#### DIRECTIONS
Tally up the lines that include "grid" and state that number by itself.
***
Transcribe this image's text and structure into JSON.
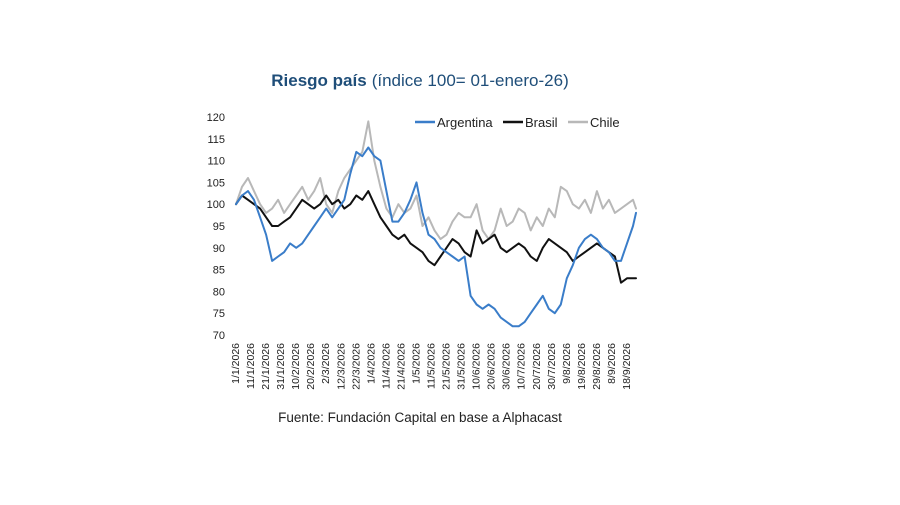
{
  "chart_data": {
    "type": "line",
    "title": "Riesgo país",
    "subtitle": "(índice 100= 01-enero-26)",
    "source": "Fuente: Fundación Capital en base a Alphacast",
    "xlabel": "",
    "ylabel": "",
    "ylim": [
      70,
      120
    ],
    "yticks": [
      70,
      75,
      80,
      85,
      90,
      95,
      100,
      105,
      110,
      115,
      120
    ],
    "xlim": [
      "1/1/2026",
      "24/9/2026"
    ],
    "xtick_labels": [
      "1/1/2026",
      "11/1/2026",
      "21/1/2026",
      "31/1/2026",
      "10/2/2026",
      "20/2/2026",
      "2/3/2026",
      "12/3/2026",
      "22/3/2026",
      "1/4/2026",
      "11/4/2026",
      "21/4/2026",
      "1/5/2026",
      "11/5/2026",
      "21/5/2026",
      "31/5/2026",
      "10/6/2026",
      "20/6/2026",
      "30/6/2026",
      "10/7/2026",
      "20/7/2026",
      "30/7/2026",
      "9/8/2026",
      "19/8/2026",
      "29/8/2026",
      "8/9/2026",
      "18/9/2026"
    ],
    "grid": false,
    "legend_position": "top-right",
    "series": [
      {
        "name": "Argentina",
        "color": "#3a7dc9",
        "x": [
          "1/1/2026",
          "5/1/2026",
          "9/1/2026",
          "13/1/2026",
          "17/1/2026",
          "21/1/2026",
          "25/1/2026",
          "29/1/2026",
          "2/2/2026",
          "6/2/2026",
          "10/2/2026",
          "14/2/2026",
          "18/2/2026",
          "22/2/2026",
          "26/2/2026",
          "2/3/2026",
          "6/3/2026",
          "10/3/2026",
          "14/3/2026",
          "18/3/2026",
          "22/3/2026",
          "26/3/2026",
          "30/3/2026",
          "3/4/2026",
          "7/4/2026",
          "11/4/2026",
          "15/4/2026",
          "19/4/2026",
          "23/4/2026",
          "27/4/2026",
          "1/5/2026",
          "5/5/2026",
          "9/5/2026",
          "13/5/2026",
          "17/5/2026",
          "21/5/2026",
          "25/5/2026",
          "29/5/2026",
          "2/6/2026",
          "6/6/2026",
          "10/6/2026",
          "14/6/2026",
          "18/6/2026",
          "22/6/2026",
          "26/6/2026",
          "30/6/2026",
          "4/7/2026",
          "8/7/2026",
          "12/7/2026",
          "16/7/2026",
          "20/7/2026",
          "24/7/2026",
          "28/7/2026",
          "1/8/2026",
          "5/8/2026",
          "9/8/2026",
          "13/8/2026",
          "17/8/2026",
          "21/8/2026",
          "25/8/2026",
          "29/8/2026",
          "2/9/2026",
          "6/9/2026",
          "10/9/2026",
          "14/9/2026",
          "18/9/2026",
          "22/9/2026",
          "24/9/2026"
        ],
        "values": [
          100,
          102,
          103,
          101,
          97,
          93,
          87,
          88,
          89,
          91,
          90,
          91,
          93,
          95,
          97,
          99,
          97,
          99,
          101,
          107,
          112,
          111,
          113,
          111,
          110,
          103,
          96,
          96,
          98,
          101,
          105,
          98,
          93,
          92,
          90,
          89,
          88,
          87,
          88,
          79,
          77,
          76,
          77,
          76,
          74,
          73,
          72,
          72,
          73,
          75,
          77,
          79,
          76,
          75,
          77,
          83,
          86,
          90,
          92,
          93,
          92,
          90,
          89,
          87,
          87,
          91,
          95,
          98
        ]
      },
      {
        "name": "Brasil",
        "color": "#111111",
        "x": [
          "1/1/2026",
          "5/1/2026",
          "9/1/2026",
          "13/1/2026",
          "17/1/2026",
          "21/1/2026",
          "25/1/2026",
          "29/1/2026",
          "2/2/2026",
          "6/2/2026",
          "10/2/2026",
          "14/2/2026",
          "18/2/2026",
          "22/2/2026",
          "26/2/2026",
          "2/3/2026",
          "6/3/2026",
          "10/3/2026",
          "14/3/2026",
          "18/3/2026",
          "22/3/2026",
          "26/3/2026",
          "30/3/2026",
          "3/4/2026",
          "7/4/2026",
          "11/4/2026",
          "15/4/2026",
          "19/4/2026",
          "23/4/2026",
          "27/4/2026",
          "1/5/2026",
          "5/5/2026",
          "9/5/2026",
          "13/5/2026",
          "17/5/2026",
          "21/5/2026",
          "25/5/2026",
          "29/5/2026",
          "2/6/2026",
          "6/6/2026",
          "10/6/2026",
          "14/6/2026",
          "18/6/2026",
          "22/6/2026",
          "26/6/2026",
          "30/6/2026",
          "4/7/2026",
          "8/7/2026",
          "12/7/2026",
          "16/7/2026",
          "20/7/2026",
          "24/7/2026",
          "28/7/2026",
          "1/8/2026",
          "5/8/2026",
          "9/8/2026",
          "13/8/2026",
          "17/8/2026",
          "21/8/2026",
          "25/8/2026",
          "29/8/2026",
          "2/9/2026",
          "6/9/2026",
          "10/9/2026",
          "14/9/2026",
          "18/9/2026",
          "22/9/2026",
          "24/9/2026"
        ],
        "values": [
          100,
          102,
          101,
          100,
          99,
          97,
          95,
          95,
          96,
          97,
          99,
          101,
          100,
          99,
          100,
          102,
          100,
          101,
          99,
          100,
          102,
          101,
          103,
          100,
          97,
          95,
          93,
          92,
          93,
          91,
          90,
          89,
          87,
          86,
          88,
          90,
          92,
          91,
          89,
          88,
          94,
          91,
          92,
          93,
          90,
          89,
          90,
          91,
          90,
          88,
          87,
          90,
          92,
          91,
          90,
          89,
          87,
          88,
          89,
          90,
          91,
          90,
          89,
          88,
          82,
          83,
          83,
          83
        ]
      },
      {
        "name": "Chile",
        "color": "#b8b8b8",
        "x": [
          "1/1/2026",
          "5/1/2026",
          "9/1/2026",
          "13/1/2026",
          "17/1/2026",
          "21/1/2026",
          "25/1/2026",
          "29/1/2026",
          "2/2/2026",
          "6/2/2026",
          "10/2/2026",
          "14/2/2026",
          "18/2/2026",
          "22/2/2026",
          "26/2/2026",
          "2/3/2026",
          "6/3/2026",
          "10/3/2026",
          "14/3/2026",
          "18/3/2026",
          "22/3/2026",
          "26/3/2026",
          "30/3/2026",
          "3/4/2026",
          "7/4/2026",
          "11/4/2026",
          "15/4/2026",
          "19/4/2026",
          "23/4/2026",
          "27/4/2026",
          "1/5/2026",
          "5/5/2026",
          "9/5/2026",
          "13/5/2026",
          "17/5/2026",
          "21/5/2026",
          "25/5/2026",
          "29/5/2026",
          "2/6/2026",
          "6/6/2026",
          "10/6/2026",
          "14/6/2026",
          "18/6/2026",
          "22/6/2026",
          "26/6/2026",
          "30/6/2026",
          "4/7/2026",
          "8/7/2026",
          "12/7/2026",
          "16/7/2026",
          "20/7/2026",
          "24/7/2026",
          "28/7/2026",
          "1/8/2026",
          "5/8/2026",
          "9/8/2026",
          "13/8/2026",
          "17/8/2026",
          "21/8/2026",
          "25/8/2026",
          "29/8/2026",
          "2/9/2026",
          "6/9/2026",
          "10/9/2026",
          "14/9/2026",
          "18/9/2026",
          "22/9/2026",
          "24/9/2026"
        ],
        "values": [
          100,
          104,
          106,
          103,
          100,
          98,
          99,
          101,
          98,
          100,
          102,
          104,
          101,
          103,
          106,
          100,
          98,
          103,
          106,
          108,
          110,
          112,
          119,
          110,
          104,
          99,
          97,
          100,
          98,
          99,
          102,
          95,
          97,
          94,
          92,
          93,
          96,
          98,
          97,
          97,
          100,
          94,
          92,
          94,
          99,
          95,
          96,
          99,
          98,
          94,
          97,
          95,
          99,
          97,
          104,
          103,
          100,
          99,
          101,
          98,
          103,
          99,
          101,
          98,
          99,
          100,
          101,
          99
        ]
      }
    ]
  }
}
***
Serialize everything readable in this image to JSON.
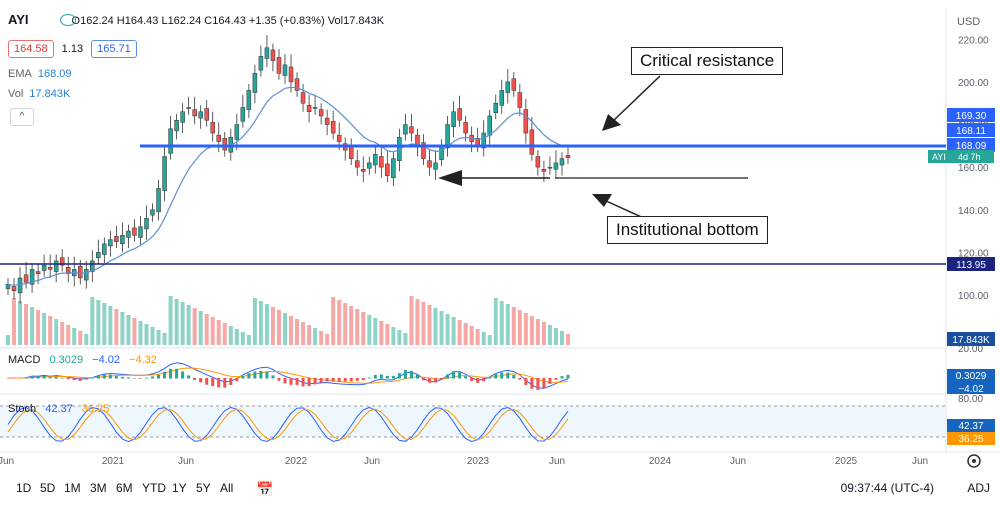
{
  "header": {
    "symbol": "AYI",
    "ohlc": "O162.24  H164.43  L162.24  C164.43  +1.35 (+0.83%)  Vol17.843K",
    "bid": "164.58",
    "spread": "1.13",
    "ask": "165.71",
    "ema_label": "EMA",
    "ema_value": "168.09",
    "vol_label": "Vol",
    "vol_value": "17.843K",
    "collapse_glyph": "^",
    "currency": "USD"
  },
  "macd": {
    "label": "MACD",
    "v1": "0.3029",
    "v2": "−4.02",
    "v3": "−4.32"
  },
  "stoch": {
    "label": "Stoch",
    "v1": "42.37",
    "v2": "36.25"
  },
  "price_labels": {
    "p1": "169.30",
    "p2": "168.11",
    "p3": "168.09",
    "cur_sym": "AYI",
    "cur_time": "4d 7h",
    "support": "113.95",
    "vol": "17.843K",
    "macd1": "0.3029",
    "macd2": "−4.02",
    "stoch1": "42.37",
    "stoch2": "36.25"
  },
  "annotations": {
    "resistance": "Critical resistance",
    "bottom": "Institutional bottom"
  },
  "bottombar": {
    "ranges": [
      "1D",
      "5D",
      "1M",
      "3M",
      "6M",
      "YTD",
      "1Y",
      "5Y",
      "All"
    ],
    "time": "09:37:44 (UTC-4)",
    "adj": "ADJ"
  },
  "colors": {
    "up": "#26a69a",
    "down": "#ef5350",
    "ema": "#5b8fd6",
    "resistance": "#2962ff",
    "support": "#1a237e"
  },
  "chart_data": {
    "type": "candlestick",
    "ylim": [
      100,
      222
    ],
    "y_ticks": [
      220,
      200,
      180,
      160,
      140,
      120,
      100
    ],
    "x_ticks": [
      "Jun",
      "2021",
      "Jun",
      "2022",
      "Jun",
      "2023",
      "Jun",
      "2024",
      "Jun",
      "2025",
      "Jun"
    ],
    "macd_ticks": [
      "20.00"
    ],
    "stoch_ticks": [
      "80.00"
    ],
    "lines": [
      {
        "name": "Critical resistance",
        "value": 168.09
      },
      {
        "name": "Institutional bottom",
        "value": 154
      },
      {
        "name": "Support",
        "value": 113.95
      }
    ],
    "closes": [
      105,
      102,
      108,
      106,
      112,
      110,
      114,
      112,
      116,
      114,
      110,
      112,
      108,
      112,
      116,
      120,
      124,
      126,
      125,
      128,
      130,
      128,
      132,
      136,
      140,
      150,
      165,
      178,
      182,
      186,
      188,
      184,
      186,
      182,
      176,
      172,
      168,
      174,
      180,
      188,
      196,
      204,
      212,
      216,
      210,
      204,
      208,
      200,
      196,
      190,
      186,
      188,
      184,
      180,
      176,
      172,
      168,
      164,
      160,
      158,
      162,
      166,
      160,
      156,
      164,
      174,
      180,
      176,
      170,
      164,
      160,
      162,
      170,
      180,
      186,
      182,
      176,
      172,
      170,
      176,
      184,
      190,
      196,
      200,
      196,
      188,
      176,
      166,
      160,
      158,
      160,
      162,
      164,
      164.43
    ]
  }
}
***
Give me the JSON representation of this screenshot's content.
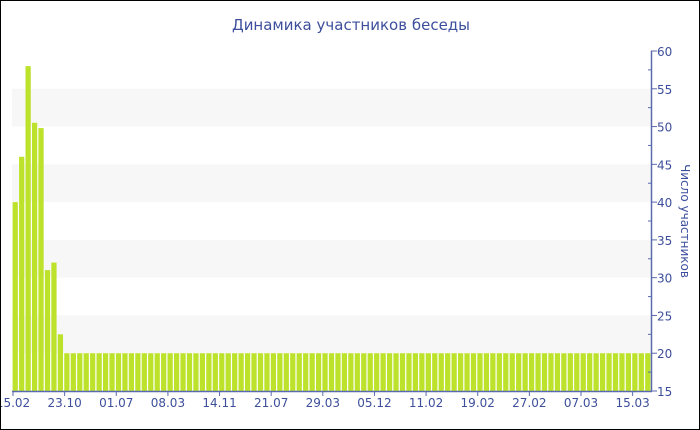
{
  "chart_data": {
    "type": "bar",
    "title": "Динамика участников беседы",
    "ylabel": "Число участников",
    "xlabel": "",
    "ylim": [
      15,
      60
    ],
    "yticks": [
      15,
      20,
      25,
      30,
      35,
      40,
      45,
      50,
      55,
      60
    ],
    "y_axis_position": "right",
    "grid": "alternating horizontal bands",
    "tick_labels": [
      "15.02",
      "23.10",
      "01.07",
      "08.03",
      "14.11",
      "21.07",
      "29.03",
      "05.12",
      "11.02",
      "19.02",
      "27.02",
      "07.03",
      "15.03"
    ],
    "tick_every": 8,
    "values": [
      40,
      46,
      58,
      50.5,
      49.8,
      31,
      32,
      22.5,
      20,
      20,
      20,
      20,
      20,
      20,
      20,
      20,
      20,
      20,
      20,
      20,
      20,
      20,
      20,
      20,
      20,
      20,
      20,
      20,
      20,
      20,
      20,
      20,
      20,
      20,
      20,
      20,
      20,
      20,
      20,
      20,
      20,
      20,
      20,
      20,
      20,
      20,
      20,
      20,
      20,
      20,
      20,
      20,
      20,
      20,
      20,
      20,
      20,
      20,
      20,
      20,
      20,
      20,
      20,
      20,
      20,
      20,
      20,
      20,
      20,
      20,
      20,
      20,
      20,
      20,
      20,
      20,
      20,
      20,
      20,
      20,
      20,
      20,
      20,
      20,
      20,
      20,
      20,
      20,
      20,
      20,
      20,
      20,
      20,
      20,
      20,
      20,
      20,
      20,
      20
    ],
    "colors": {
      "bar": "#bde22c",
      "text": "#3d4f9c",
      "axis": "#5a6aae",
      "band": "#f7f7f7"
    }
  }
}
***
#### ANSWER
2